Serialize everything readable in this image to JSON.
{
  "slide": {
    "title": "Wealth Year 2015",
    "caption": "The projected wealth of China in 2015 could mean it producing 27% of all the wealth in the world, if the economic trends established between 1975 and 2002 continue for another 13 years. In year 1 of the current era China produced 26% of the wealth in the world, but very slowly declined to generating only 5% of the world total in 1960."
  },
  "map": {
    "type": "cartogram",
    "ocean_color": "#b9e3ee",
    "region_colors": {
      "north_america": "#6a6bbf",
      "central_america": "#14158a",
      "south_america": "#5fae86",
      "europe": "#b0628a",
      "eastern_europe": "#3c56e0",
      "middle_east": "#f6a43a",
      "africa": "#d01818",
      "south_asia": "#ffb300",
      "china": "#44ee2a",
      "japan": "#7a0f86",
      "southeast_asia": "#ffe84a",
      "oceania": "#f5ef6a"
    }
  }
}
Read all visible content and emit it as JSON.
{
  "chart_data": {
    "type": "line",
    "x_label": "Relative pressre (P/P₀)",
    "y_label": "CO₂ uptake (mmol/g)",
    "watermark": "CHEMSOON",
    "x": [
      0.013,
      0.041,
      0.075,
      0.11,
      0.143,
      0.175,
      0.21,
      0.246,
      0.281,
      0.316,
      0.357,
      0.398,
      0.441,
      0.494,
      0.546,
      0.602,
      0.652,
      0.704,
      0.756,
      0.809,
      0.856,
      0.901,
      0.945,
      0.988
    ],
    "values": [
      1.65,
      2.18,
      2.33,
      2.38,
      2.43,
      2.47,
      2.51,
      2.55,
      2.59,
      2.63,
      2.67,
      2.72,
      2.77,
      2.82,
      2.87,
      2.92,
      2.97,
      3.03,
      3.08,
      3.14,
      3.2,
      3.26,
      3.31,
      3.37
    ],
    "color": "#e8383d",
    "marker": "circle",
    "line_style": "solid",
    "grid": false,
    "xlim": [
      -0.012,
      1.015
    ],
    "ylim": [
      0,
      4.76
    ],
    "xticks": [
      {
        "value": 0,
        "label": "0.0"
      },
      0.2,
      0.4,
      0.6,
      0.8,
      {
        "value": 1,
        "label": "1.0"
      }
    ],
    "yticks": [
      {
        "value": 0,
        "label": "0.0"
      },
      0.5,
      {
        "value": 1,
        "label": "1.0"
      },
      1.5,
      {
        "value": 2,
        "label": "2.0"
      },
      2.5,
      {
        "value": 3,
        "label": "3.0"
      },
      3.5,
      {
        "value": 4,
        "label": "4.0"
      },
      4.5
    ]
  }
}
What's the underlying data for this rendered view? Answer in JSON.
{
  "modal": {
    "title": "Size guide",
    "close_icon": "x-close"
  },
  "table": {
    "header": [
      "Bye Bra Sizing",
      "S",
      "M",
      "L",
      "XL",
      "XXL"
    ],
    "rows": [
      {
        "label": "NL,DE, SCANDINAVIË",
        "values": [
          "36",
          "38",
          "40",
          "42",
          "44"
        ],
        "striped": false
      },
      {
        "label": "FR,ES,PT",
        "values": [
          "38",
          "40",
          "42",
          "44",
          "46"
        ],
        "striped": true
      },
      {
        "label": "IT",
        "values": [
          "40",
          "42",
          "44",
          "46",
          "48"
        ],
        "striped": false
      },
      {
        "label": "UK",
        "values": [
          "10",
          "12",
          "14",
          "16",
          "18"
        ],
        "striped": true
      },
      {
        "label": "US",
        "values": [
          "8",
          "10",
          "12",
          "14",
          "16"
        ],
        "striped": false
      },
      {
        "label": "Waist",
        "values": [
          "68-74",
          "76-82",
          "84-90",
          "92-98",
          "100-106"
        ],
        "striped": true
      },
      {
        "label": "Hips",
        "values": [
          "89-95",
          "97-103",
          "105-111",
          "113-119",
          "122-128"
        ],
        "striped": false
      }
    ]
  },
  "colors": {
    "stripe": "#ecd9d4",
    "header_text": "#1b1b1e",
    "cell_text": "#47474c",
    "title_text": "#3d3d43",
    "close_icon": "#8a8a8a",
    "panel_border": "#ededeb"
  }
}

Your task – The records above should be repeated in full, exactly as given.

Finished task –
Serialize everything readable in this image to JSON.
{
  "slide": {
    "title": "Wealth Year 2015",
    "caption": "The projected wealth of China in 2015 could mean it producing 27% of all the wealth in the world, if the economic trends established between 1975 and 2002 continue for another 13 years. In year 1 of the current era China produced 26% of the wealth in the world, but very slowly declined to generating only 5% of the world total in 1960."
  },
  "map": {
    "type": "cartogram",
    "ocean_color": "#b9e3ee",
    "region_colors": {
      "north_america": "#6a6bbf",
      "central_america": "#14158a",
      "south_america": "#5fae86",
      "europe": "#b0628a",
      "eastern_europe": "#3c56e0",
      "middle_east": "#f6a43a",
      "africa": "#d01818",
      "south_asia": "#ffb300",
      "china": "#44ee2a",
      "japan": "#7a0f86",
      "southeast_asia": "#ffe84a",
      "oceania": "#f5ef6a"
    }
  }
}
Read all visible content and emit it as JSON.
{
  "chart_data": {
    "type": "line",
    "x_label": "Relative pressre (P/P₀)",
    "y_label": "CO₂ uptake (mmol/g)",
    "watermark": "CHEMSOON",
    "x": [
      0.013,
      0.041,
      0.075,
      0.11,
      0.143,
      0.175,
      0.21,
      0.246,
      0.281,
      0.316,
      0.357,
      0.398,
      0.441,
      0.494,
      0.546,
      0.602,
      0.652,
      0.704,
      0.756,
      0.809,
      0.856,
      0.901,
      0.945,
      0.988
    ],
    "values": [
      1.65,
      2.18,
      2.33,
      2.38,
      2.43,
      2.47,
      2.51,
      2.55,
      2.59,
      2.63,
      2.67,
      2.72,
      2.77,
      2.82,
      2.87,
      2.92,
      2.97,
      3.03,
      3.08,
      3.14,
      3.2,
      3.26,
      3.31,
      3.37
    ],
    "color": "#e8383d",
    "marker": "circle",
    "line_style": "solid",
    "grid": false,
    "xlim": [
      -0.012,
      1.015
    ],
    "ylim": [
      0,
      4.76
    ],
    "xticks": [
      {
        "value": 0,
        "label": "0.0"
      },
      0.2,
      0.4,
      0.6,
      0.8,
      {
        "value": 1,
        "label": "1.0"
      }
    ],
    "yticks": [
      {
        "value": 0,
        "label": "0.0"
      },
      0.5,
      {
        "value": 1,
        "label": "1.0"
      },
      1.5,
      {
        "value": 2,
        "label": "2.0"
      },
      2.5,
      {
        "value": 3,
        "label": "3.0"
      },
      3.5,
      {
        "value": 4,
        "label": "4.0"
      },
      4.5
    ]
  }
}
What's the underlying data for this rendered view? Answer in JSON.
{
  "modal": {
    "title": "Size guide",
    "close_icon": "x-close"
  },
  "table": {
    "header": [
      "Bye Bra Sizing",
      "S",
      "M",
      "L",
      "XL",
      "XXL"
    ],
    "rows": [
      {
        "label": "NL,DE, SCANDINAVIË",
        "values": [
          "36",
          "38",
          "40",
          "42",
          "44"
        ],
        "striped": false
      },
      {
        "label": "FR,ES,PT",
        "values": [
          "38",
          "40",
          "42",
          "44",
          "46"
        ],
        "striped": true
      },
      {
        "label": "IT",
        "values": [
          "40",
          "42",
          "44",
          "46",
          "48"
        ],
        "striped": false
      },
      {
        "label": "UK",
        "values": [
          "10",
          "12",
          "14",
          "16",
          "18"
        ],
        "striped": true
      },
      {
        "label": "US",
        "values": [
          "8",
          "10",
          "12",
          "14",
          "16"
        ],
        "striped": false
      },
      {
        "label": "Waist",
        "values": [
          "68-74",
          "76-82",
          "84-90",
          "92-98",
          "100-106"
        ],
        "striped": true
      },
      {
        "label": "Hips",
        "values": [
          "89-95",
          "97-103",
          "105-111",
          "113-119",
          "122-128"
        ],
        "striped": false
      }
    ]
  },
  "colors": {
    "stripe": "#ecd9d4",
    "header_text": "#1b1b1e",
    "cell_text": "#47474c",
    "title_text": "#3d3d43",
    "close_icon": "#8a8a8a",
    "panel_border": "#ededeb"
  }
}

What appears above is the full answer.